## Begin MATERIALS PROVIDED

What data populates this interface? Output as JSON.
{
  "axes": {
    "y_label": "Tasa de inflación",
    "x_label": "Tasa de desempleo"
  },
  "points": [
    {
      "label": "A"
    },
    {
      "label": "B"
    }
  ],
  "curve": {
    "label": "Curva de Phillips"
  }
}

## End MATERIALS PROVIDED

_AIM OF THE TASK_: Set down every record above exactly as given.

_TASK RESULT_:
What data populates this interface? Output as JSON.
{
  "axes": {
    "y_label": "Tasa de inflación",
    "x_label": "Tasa de desempleo"
  },
  "points": [
    {
      "label": "A"
    },
    {
      "label": "B"
    }
  ],
  "curve": {
    "label": "Curva de Phillips"
  }
}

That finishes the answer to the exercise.